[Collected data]
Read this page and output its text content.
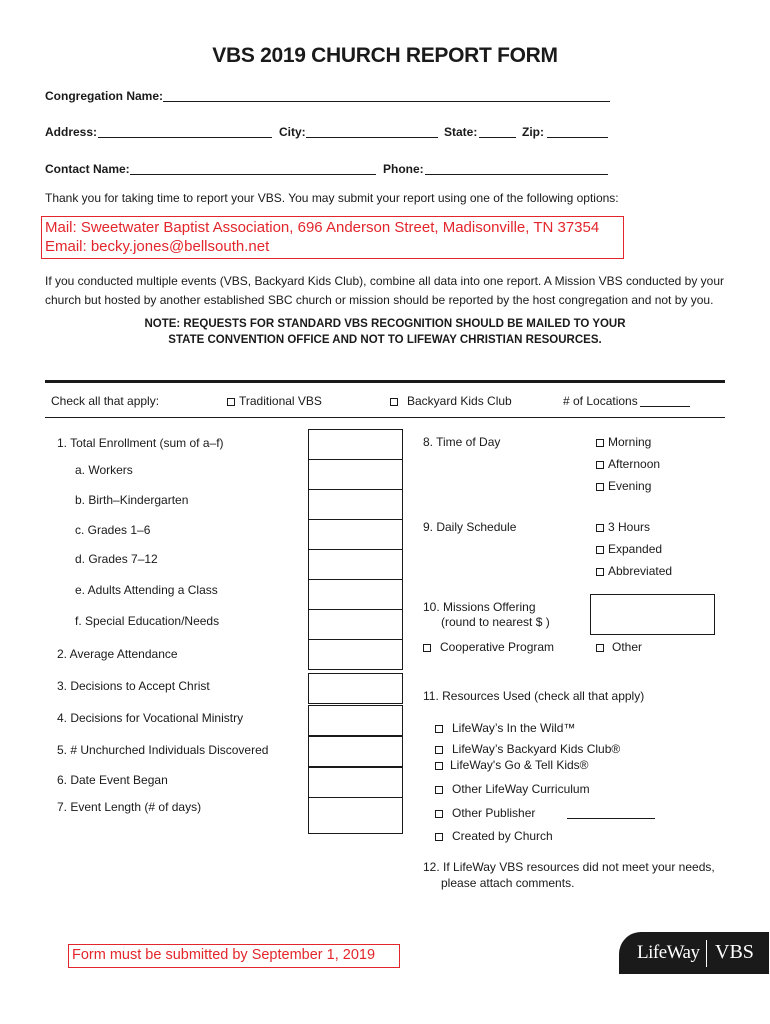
VBS 2019 CHURCH REPORT FORM
Congregation Name:
Address:	City:	State:	Zip:
Contact Name:	Phone:
Thank you for taking time to report your VBS. You may submit your report using one of the following options:
Mail: Sweetwater Baptist Association, 696 Anderson Street, Madisonville, TN 37354
Email: becky.jones@bellsouth.net
If you conducted multiple events (VBS, Backyard Kids Club), combine all data into one report. A Mission VBS conducted by your church but hosted by another established SBC church or mission should be reported by the host congregation and not by you.
NOTE: REQUESTS FOR STANDARD VBS RECOGNITION SHOULD BE MAILED TO YOUR
STATE CONVENTION OFFICE AND NOT TO LIFEWAY CHRISTIAN RESOURCES.
Check all that apply:	Traditional VBS	Backyard Kids Club	# of Locations
1. Total Enrollment (sum of a–f)
a. Workers
b. Birth–Kindergarten
c. Grades 1–6
d. Grades 7–12
e. Adults Attending a Class
f. Special Education/Needs
2. Average Attendance
3. Decisions to Accept Christ
4. Decisions for Vocational Ministry
5. # Unchurched Individuals Discovered
6. Date Event Began
7. Event Length (# of days)
8. Time of Day	Morning
Afternoon
Evening
9. Daily Schedule	3 Hours
Expanded
Abbreviated
10. Missions Offering
(round to nearest $ )
Cooperative Program	Other
11. Resources Used (check all that apply)
LifeWay’s In the Wild™
LifeWay’s Backyard Kids Club®
LifeWay's Go & Tell Kids®
Other LifeWay Curriculum
Other Publisher
Created by Church
12. If LifeWay VBS resources did not meet your needs,
please attach comments.
Form must be submitted by September 1, 2019	LifeWay VBS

- [INSTRUCTIONS FOR THE TASK] Go through the entries above and pull out each line with "Backyard" in it.

- [THE REPLY]
If you conducted multiple events (VBS, Backyard Kids Club), combine all data into one report. A Mission VBS conducted by your church but hosted by another established SBC church or mission should be reported by the host congregation and not by you.
Check all that apply:	Traditional VBS	Backyard Kids Club	# of Locations
LifeWay’s Backyard Kids Club®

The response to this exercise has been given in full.